--- start ---
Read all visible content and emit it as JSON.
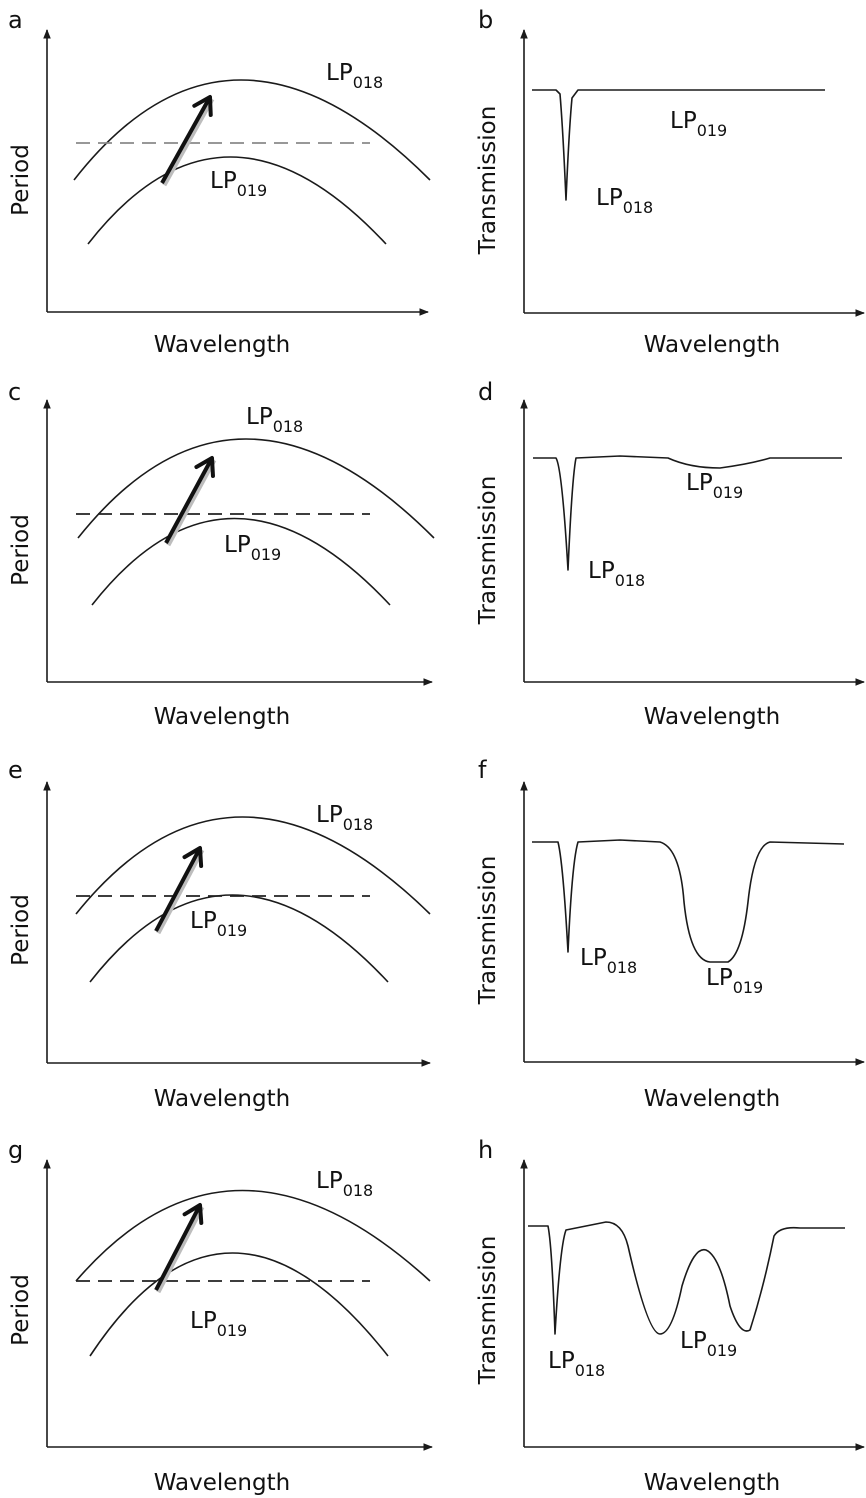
{
  "colors": {
    "ink": "#1a1a1a",
    "dash_panel_a": "#8a8a8a",
    "dash": "#222222",
    "arrow": "#111111",
    "arrow_shadow": "#bdbdbd"
  },
  "chart_data": [
    {
      "panel": "a",
      "type": "line",
      "kind": "period",
      "xlabel": "Wavelength",
      "ylabel": "Period",
      "curves": [
        {
          "name": "LP",
          "sub": "018"
        },
        {
          "name": "LP",
          "sub": "019"
        }
      ],
      "grating_period": "below LP018 peak, above LP019 peak (no coupling to LP019)",
      "arrow": "LP019 to LP018"
    },
    {
      "panel": "b",
      "type": "line",
      "kind": "transmission",
      "xlabel": "Wavelength",
      "ylabel": "Transmission",
      "dips": [
        {
          "name": "LP",
          "sub": "018",
          "depth": "deep",
          "width": "narrow"
        }
      ],
      "legend_only": [
        {
          "name": "LP",
          "sub": "019"
        }
      ]
    },
    {
      "panel": "c",
      "type": "line",
      "kind": "period",
      "xlabel": "Wavelength",
      "ylabel": "Period",
      "curves": [
        {
          "name": "LP",
          "sub": "018"
        },
        {
          "name": "LP",
          "sub": "019"
        }
      ],
      "grating_period": "just above LP019 peak",
      "arrow": "LP019 to LP018"
    },
    {
      "panel": "d",
      "type": "line",
      "kind": "transmission",
      "xlabel": "Wavelength",
      "ylabel": "Transmission",
      "dips": [
        {
          "name": "LP",
          "sub": "018",
          "depth": "deep",
          "width": "narrow"
        },
        {
          "name": "LP",
          "sub": "019",
          "depth": "shallow",
          "width": "broad"
        }
      ]
    },
    {
      "panel": "e",
      "type": "line",
      "kind": "period",
      "xlabel": "Wavelength",
      "ylabel": "Period",
      "curves": [
        {
          "name": "LP",
          "sub": "018"
        },
        {
          "name": "LP",
          "sub": "019"
        }
      ],
      "grating_period": "tangent to LP019 peak",
      "arrow": "LP019 to LP018"
    },
    {
      "panel": "f",
      "type": "line",
      "kind": "transmission",
      "xlabel": "Wavelength",
      "ylabel": "Transmission",
      "dips": [
        {
          "name": "LP",
          "sub": "018",
          "depth": "deep",
          "width": "narrow"
        },
        {
          "name": "LP",
          "sub": "019",
          "depth": "deep",
          "width": "very broad"
        }
      ]
    },
    {
      "panel": "g",
      "type": "line",
      "kind": "period",
      "xlabel": "Wavelength",
      "ylabel": "Period",
      "curves": [
        {
          "name": "LP",
          "sub": "018"
        },
        {
          "name": "LP",
          "sub": "019"
        }
      ],
      "grating_period": "below LP019 peak (two crossings)",
      "arrow": "LP019 to LP018"
    },
    {
      "panel": "h",
      "type": "line",
      "kind": "transmission",
      "xlabel": "Wavelength",
      "ylabel": "Transmission",
      "dips": [
        {
          "name": "LP",
          "sub": "018",
          "depth": "deep",
          "width": "narrow"
        },
        {
          "name": "LP",
          "sub": "019",
          "depth": "deep",
          "width": "dual dip"
        }
      ]
    }
  ]
}
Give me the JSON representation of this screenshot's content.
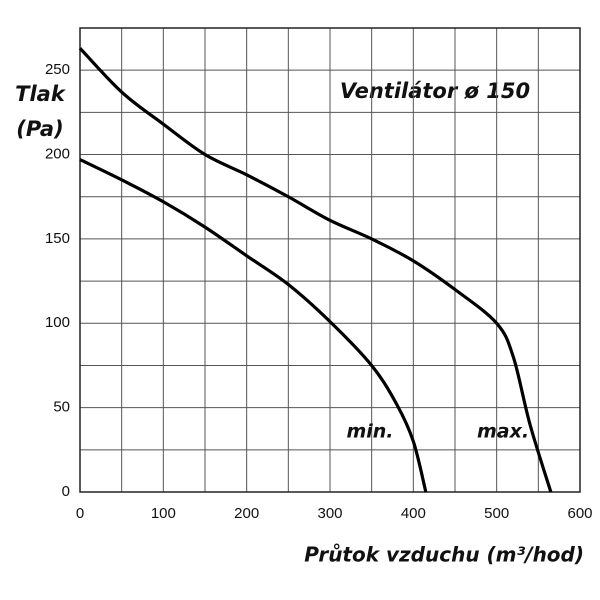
--- end ---
**Exercise task**
Your task is to transcribe all of the records precisely, with no images included.

**Exercise answer**
Read all visible content and emit it as JSON.
{
  "colors": {
    "ink": "#1a1a1a",
    "dash_panel_a": "#8a8a8a",
    "dash": "#222222",
    "arrow": "#111111",
    "arrow_shadow": "#bdbdbd"
  },
  "chart_data": [
    {
      "panel": "a",
      "type": "line",
      "kind": "period",
      "xlabel": "Wavelength",
      "ylabel": "Period",
      "curves": [
        {
          "name": "LP",
          "sub": "018"
        },
        {
          "name": "LP",
          "sub": "019"
        }
      ],
      "grating_period": "below LP018 peak, above LP019 peak (no coupling to LP019)",
      "arrow": "LP019 to LP018"
    },
    {
      "panel": "b",
      "type": "line",
      "kind": "transmission",
      "xlabel": "Wavelength",
      "ylabel": "Transmission",
      "dips": [
        {
          "name": "LP",
          "sub": "018",
          "depth": "deep",
          "width": "narrow"
        }
      ],
      "legend_only": [
        {
          "name": "LP",
          "sub": "019"
        }
      ]
    },
    {
      "panel": "c",
      "type": "line",
      "kind": "period",
      "xlabel": "Wavelength",
      "ylabel": "Period",
      "curves": [
        {
          "name": "LP",
          "sub": "018"
        },
        {
          "name": "LP",
          "sub": "019"
        }
      ],
      "grating_period": "just above LP019 peak",
      "arrow": "LP019 to LP018"
    },
    {
      "panel": "d",
      "type": "line",
      "kind": "transmission",
      "xlabel": "Wavelength",
      "ylabel": "Transmission",
      "dips": [
        {
          "name": "LP",
          "sub": "018",
          "depth": "deep",
          "width": "narrow"
        },
        {
          "name": "LP",
          "sub": "019",
          "depth": "shallow",
          "width": "broad"
        }
      ]
    },
    {
      "panel": "e",
      "type": "line",
      "kind": "period",
      "xlabel": "Wavelength",
      "ylabel": "Period",
      "curves": [
        {
          "name": "LP",
          "sub": "018"
        },
        {
          "name": "LP",
          "sub": "019"
        }
      ],
      "grating_period": "tangent to LP019 peak",
      "arrow": "LP019 to LP018"
    },
    {
      "panel": "f",
      "type": "line",
      "kind": "transmission",
      "xlabel": "Wavelength",
      "ylabel": "Transmission",
      "dips": [
        {
          "name": "LP",
          "sub": "018",
          "depth": "deep",
          "width": "narrow"
        },
        {
          "name": "LP",
          "sub": "019",
          "depth": "deep",
          "width": "very broad"
        }
      ]
    },
    {
      "panel": "g",
      "type": "line",
      "kind": "period",
      "xlabel": "Wavelength",
      "ylabel": "Period",
      "curves": [
        {
          "name": "LP",
          "sub": "018"
        },
        {
          "name": "LP",
          "sub": "019"
        }
      ],
      "grating_period": "below LP019 peak (two crossings)",
      "arrow": "LP019 to LP018"
    },
    {
      "panel": "h",
      "type": "line",
      "kind": "transmission",
      "xlabel": "Wavelength",
      "ylabel": "Transmission",
      "dips": [
        {
          "name": "LP",
          "sub": "018",
          "depth": "deep",
          "width": "narrow"
        },
        {
          "name": "LP",
          "sub": "019",
          "depth": "deep",
          "width": "dual dip"
        }
      ]
    }
  ]
}
Give me the JSON representation of this screenshot's content.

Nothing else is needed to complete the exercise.